* SHORT PROBLEM *
Transcribe the material exactly. Images do not belong in the copy.

■ ■ ■ ■ ■ ■ ■

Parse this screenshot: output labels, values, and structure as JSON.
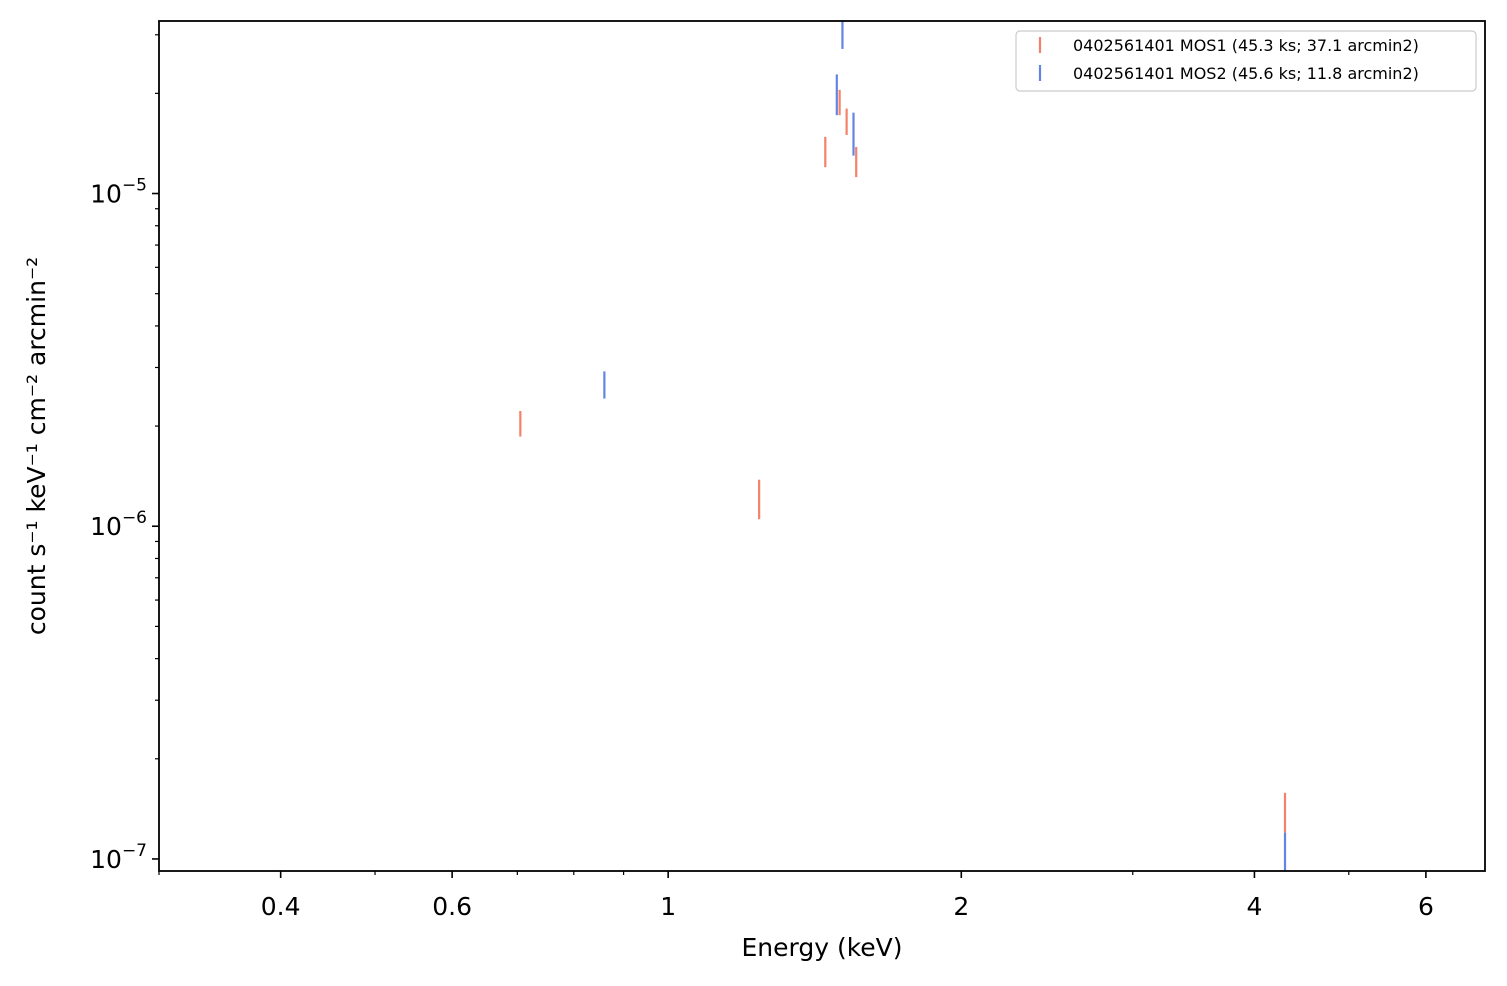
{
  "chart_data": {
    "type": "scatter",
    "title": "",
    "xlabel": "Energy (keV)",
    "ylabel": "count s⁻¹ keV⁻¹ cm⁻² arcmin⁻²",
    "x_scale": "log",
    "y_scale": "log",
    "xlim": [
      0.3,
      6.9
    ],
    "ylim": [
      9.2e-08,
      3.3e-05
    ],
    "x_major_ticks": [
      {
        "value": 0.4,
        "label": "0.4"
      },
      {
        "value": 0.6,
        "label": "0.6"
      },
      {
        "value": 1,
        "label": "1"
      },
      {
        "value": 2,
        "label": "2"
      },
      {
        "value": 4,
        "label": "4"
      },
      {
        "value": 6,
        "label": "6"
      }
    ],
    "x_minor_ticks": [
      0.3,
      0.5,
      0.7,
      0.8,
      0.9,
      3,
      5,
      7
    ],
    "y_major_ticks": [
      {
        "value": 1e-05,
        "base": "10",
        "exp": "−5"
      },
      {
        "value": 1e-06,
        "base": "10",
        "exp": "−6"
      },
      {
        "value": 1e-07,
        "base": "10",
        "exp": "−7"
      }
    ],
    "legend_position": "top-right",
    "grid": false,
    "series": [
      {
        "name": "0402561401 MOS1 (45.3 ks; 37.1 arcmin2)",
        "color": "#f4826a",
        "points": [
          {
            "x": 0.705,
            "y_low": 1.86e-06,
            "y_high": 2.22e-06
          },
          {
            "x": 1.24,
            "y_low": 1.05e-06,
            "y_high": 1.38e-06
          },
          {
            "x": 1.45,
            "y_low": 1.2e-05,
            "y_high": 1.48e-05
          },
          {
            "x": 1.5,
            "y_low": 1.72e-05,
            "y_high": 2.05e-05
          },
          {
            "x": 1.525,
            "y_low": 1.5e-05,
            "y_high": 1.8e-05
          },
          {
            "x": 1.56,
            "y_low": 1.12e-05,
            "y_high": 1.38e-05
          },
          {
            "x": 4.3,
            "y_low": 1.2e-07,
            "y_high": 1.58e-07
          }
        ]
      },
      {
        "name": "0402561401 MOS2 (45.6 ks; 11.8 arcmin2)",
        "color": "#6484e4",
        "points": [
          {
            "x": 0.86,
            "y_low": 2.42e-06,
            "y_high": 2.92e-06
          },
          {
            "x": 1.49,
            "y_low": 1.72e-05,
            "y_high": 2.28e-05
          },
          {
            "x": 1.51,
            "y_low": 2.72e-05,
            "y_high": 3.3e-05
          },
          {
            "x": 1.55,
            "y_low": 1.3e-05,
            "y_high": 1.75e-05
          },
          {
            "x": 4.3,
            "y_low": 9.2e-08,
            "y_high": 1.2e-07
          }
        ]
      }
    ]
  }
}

■ ■ ■ ■ ■ ■ ■

* CORRECT RESULT *
Parse this screenshot: output labels, values, and structure as JSON.
{
  "chart_data": {
    "type": "scatter",
    "title": "",
    "xlabel": "Energy (keV)",
    "ylabel": "count s⁻¹ keV⁻¹ cm⁻² arcmin⁻²",
    "x_scale": "log",
    "y_scale": "log",
    "xlim": [
      0.3,
      6.9
    ],
    "ylim": [
      9.2e-08,
      3.3e-05
    ],
    "x_major_ticks": [
      {
        "value": 0.4,
        "label": "0.4"
      },
      {
        "value": 0.6,
        "label": "0.6"
      },
      {
        "value": 1,
        "label": "1"
      },
      {
        "value": 2,
        "label": "2"
      },
      {
        "value": 4,
        "label": "4"
      },
      {
        "value": 6,
        "label": "6"
      }
    ],
    "x_minor_ticks": [
      0.3,
      0.5,
      0.7,
      0.8,
      0.9,
      3,
      5,
      7
    ],
    "y_major_ticks": [
      {
        "value": 1e-05,
        "base": "10",
        "exp": "−5"
      },
      {
        "value": 1e-06,
        "base": "10",
        "exp": "−6"
      },
      {
        "value": 1e-07,
        "base": "10",
        "exp": "−7"
      }
    ],
    "legend_position": "top-right",
    "grid": false,
    "series": [
      {
        "name": "0402561401 MOS1 (45.3 ks; 37.1 arcmin2)",
        "color": "#f4826a",
        "points": [
          {
            "x": 0.705,
            "y_low": 1.86e-06,
            "y_high": 2.22e-06
          },
          {
            "x": 1.24,
            "y_low": 1.05e-06,
            "y_high": 1.38e-06
          },
          {
            "x": 1.45,
            "y_low": 1.2e-05,
            "y_high": 1.48e-05
          },
          {
            "x": 1.5,
            "y_low": 1.72e-05,
            "y_high": 2.05e-05
          },
          {
            "x": 1.525,
            "y_low": 1.5e-05,
            "y_high": 1.8e-05
          },
          {
            "x": 1.56,
            "y_low": 1.12e-05,
            "y_high": 1.38e-05
          },
          {
            "x": 4.3,
            "y_low": 1.2e-07,
            "y_high": 1.58e-07
          }
        ]
      },
      {
        "name": "0402561401 MOS2 (45.6 ks; 11.8 arcmin2)",
        "color": "#6484e4",
        "points": [
          {
            "x": 0.86,
            "y_low": 2.42e-06,
            "y_high": 2.92e-06
          },
          {
            "x": 1.49,
            "y_low": 1.72e-05,
            "y_high": 2.28e-05
          },
          {
            "x": 1.51,
            "y_low": 2.72e-05,
            "y_high": 3.3e-05
          },
          {
            "x": 1.55,
            "y_low": 1.3e-05,
            "y_high": 1.75e-05
          },
          {
            "x": 4.3,
            "y_low": 9.2e-08,
            "y_high": 1.2e-07
          }
        ]
      }
    ]
  }
}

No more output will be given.